● **EXCERPTED PASSAGE**
■ ■ ■ ■ ■

Hi all,

First, thank you for your great answers.
I thank Zhong Chen and Etienne Chauchot for their great job on this too !

Alexey and Chamikara, I understand your point of view.
Actually, I have the same as much as possible.

But in this case, my goal was to be able to do all the following things in
a Beam pipeline with Elasticsearch:

- be compliant with Elasticsearch 7.x (as the current one now) ;
- be able to retrieve errors in order to some processing on them ;
- be able to (atomic) update (with scripts) or delete documents ;
- be able to manage Optimistic Concurrency Control ;
- be able to manage document versioning ;
- be able to test the module easily, even with SSL and so on (I'm using
Testcontainers, is the MIT Licence compliant with the Apache one ?) ;
- and even more.

I can insure you that I first tried to implement all these functions in the
current module, but, because it tries to be compliant with Elasticsearch
2.x-7.x (it's already a big challenge ;)), the result would have been like
a spaghetti plate with quite a lot of "if-then-else" blocs everywhere.

And finally, I really don't think this is the way to go.

I'm playing a lot with another Apache project, Apache Camel.
And I think Apache Camel is the Master of Component Management :)

■ ■ ■ ■ ■

● **RECORD EXTRACTS**
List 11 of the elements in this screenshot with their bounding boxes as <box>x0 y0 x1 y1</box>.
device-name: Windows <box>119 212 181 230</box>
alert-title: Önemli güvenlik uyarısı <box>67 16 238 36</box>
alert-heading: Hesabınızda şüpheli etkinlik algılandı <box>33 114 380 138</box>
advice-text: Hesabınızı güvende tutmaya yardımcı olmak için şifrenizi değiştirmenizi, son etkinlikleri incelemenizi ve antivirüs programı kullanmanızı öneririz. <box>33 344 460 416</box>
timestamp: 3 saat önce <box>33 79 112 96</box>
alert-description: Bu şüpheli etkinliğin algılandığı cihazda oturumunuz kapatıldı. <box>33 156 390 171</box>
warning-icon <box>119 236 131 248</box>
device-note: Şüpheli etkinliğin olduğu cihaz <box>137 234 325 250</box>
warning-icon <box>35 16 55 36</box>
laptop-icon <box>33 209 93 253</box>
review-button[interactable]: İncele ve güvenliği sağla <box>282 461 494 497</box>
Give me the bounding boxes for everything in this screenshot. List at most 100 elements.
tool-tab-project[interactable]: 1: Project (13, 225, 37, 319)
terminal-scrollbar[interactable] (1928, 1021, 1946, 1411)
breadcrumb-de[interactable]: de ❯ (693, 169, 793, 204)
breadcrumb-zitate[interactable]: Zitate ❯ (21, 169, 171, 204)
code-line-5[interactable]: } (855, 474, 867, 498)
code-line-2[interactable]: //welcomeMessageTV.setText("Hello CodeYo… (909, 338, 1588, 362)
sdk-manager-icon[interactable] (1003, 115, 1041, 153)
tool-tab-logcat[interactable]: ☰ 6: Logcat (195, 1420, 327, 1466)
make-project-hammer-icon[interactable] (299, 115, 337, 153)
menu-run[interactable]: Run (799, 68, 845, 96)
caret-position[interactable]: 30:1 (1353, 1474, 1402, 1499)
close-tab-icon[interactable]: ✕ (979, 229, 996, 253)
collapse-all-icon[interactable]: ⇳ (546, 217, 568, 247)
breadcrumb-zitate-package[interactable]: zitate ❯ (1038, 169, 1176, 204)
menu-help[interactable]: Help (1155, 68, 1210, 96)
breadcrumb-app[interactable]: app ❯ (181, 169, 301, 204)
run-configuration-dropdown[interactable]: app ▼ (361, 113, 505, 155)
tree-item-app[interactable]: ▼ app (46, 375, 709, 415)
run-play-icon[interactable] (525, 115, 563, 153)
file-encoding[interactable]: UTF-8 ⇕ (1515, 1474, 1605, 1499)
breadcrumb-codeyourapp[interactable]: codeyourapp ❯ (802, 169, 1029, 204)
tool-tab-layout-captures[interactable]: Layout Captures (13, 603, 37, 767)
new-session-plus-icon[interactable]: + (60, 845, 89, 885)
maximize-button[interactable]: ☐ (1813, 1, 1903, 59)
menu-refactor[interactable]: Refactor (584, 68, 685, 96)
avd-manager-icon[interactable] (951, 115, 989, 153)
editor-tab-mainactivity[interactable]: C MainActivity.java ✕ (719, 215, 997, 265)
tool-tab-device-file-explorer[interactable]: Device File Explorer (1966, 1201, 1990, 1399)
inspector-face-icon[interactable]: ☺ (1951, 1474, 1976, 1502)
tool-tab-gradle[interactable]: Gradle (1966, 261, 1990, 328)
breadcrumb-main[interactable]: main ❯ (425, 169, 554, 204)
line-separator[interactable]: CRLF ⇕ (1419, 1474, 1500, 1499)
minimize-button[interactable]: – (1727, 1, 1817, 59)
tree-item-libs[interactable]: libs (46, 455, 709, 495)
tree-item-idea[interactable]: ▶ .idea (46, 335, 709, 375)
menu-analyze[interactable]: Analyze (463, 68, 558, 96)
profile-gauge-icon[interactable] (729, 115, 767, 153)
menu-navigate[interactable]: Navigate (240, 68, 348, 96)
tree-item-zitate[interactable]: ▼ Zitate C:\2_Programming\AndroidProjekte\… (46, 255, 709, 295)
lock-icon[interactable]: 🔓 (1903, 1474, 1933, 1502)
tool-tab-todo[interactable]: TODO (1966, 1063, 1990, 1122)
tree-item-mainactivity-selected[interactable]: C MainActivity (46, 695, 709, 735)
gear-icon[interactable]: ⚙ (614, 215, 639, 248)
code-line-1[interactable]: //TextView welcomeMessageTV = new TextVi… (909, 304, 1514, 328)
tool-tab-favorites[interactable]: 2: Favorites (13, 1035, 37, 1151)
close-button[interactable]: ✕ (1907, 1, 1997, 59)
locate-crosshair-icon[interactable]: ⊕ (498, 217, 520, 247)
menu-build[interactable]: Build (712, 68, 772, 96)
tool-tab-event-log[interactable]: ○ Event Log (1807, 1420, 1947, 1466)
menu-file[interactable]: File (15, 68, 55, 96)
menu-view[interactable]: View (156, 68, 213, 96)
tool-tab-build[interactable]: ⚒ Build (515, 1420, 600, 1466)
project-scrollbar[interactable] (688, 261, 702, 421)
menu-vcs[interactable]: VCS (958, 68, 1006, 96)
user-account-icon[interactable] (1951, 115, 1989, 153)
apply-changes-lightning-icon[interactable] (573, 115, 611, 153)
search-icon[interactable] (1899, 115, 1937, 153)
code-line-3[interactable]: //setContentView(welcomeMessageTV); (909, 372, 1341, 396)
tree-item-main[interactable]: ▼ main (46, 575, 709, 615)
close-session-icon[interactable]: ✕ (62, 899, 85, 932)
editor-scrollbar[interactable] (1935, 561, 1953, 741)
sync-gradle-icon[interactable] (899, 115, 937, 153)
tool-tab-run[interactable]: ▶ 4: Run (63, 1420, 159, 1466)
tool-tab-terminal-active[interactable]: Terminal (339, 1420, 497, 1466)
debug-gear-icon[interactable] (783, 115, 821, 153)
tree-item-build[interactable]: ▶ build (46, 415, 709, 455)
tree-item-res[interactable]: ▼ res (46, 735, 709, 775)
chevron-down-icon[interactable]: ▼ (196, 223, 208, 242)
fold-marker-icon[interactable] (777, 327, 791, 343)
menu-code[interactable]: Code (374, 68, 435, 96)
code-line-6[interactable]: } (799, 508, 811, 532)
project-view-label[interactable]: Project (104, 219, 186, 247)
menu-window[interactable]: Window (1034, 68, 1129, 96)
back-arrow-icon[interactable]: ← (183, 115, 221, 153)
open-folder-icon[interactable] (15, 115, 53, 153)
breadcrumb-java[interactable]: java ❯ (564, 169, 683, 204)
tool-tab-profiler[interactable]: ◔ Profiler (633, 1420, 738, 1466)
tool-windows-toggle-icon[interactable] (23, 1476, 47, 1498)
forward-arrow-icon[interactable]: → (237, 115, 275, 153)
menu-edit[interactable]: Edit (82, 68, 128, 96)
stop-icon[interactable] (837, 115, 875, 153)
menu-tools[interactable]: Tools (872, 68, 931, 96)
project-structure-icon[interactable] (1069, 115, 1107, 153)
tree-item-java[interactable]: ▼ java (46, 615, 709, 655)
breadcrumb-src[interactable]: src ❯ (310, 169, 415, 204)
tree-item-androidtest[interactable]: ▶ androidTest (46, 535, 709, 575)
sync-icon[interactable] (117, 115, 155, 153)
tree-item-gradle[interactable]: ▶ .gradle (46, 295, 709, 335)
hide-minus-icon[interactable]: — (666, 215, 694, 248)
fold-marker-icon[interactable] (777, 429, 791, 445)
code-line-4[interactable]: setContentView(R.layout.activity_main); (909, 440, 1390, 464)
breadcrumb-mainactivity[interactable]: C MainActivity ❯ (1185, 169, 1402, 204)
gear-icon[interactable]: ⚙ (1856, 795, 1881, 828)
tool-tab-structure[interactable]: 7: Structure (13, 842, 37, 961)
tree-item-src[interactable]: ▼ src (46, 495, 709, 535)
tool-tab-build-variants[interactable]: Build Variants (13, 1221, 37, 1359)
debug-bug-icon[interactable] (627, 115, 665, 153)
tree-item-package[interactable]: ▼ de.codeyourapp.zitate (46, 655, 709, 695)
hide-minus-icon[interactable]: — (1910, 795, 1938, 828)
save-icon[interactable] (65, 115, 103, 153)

■ ■ ■ ■ ■

● **ACTIVITY**
In the message about the Elasticsearch module, which range of Elasticsearch versions does the current module try to be compliant with? The lines come from a separate source.

● **RESPONSE BOX**
Elasticsearch 2.x through 7.x.